→ **PASSAGE TO READ**:
Solution 1: Limitations

Solution 1 solves the first problem of translating the events from one domain to another. But it the Analytics DB quickly becomes out of sync since it doesn’t handle mutations on orders.

Solution 2: Stateful flatmap

To solve the nonobvious way of sending mutations, we need a stateful store in the middle to be able to do diff operations. Furthermore, this stateful store can be limited by a time window (e.g., the maximum amount of time customers are allowed to change or cancel their order).

final KStream<String, Order> inputStream =
builder.stream(
"orders",
Consumed.with(stringSerde, ordersSerde));
final StoreBuilder<WindowStore<String, Order>> ordersStoreBuilder =
Stores.windowStoreBuilder(
Stores.persistentWindowStore(
ordersStoreName, retentionPeriod, windowSize, false),
stringSerde,
ordersSerde);
final KStream<String, OrderWithSate> ordersWithState =
inputStream
.transform(
new OrderDiffTransformerSupplier(
ordersStoreName,
windowSize.toMillis(),
ordersStoreBuilder))
ordersWithState
.flatmap(graphCDCMapper)
.to(
"graph-cdc-events",
Produced.with(stringSerde, graphCDCSerde))

Here, we improved our solution by adding OrderDiffTransformerand a WindowStore. The order diff is very simple, it store the latest order info in the windowed store. If any mutation happens on the order, it will do a diff and figure out what was added/removed. Then we output the results to an intermediate stream ordersWithState that annotates each order and order sub-entity (ordered item, customer, etc...) with its state.

→ **GIVEN INFORMATION**:
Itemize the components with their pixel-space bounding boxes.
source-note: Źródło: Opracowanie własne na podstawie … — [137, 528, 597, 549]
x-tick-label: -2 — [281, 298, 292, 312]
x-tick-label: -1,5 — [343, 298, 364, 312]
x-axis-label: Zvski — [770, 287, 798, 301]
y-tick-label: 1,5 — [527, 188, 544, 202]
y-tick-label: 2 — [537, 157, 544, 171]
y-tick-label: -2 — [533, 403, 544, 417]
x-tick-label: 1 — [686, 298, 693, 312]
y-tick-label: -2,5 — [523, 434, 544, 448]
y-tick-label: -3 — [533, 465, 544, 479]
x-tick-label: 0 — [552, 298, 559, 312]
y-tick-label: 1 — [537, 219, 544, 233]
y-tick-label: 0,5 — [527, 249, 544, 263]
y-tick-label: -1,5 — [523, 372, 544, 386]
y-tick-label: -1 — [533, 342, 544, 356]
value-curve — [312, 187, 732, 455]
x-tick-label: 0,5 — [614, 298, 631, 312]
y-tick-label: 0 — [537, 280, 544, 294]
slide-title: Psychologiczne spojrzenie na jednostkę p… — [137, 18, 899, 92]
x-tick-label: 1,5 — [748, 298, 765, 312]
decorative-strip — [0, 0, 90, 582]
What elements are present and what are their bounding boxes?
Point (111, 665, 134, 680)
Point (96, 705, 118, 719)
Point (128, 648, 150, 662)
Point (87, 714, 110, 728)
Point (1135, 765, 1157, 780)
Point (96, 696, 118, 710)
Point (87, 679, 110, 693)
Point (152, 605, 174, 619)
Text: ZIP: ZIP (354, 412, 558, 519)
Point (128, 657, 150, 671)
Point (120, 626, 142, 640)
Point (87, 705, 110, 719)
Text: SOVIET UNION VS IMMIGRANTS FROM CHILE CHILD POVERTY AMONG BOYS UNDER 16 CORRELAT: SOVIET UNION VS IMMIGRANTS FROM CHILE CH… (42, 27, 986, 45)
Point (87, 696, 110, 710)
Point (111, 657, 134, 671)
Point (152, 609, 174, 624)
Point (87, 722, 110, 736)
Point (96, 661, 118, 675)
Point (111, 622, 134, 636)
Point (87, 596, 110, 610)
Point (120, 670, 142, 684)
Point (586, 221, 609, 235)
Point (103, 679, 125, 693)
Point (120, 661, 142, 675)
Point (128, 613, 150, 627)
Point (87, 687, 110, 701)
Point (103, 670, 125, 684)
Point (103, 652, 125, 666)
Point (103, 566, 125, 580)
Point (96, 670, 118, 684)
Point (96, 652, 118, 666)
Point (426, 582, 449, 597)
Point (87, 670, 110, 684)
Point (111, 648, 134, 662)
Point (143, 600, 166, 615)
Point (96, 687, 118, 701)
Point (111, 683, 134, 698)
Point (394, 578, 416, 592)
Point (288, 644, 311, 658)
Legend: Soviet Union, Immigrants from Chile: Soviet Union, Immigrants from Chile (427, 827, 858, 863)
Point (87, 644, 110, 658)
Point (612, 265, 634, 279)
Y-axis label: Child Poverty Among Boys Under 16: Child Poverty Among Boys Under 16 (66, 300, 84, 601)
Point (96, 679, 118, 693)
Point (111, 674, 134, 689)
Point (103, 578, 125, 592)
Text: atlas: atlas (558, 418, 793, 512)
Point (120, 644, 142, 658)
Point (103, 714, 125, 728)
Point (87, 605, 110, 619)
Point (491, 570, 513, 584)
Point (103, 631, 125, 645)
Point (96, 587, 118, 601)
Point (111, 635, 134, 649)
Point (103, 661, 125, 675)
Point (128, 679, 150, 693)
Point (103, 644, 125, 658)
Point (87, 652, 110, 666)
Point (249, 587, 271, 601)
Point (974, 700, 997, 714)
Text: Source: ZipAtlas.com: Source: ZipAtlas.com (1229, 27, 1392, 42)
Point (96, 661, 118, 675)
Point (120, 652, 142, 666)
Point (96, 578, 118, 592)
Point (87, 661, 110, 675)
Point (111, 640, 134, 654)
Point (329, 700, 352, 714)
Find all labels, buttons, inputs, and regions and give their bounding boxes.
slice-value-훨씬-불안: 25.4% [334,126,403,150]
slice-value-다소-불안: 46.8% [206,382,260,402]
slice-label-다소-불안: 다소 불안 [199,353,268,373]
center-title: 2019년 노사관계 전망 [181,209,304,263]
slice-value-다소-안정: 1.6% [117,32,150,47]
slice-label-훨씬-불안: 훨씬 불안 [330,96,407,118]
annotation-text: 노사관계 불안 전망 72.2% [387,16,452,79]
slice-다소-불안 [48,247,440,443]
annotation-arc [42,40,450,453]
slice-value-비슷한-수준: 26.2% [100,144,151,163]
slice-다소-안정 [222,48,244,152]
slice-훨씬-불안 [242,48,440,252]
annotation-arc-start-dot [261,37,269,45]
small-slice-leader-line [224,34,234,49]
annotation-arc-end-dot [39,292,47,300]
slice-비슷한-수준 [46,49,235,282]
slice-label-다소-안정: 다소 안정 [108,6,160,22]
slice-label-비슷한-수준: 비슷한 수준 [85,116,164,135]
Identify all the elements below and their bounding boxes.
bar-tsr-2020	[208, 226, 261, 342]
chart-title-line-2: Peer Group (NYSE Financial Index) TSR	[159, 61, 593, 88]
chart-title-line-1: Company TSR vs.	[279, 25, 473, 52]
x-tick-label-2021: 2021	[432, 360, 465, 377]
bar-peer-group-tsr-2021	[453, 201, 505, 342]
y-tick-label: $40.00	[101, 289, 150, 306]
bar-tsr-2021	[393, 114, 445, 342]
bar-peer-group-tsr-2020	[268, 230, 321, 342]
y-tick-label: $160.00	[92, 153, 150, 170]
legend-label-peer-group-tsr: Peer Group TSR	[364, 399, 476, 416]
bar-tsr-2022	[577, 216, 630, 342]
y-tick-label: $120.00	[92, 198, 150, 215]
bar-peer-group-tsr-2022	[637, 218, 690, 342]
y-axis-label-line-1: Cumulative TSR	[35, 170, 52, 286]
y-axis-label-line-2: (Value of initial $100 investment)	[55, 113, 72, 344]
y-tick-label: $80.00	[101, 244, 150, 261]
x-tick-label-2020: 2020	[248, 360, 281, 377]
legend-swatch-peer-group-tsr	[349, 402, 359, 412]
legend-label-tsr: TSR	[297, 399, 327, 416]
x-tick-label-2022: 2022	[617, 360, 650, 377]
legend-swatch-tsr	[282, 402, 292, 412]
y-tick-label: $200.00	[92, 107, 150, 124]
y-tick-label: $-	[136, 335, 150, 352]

→ **WHAT TO DO**: Please continue the passage above on keeping order data in sync with a stateful flatmap, starting right after its last sentence. Leave the records aside.

→ **RESULT FOR THIS EXERCISE**:
This allows the flatmap function from the Orders Domain to the Analytics Domain to output full CDC events. These events can be consumed directly by Neo4j DB.

Solution 2: limitations

Let’s assume that the order department exceptionally changed the time window to cancel a given customer’s order. For example, a certain product recall required canceling a set of orders. We need to have observability into any skipped records

Solution 3: Stateful flatmap with Dead-Letter Queue

When any processing error happens in our pipeline, we need to be able to observe it and react to it. In the streaming world, that’s often handled by Dead-Letter Queues (DLQ) .

final KStream<String, Order> inputStream =
builder.stream(
"orders",
Consumed.with(stringSerde, ordersSerde));
final StoreBuilder<WindowStore<String, Order>> ordersStoreBuilder =
Stores.windowStoreBuilder(
Stores.persistentWindowStore(
ordersStoreName, retentionPeriod, windowSize, false),
stringSerde,
ordersSerde);
final KStream<String, DLQRecord> ordersWithDLQ =
inputStream
.transform(
new OrderDiffTransformerSupplier(
ordersStoreName,
windowSize.toMillis(),
ordersStoreBuilder))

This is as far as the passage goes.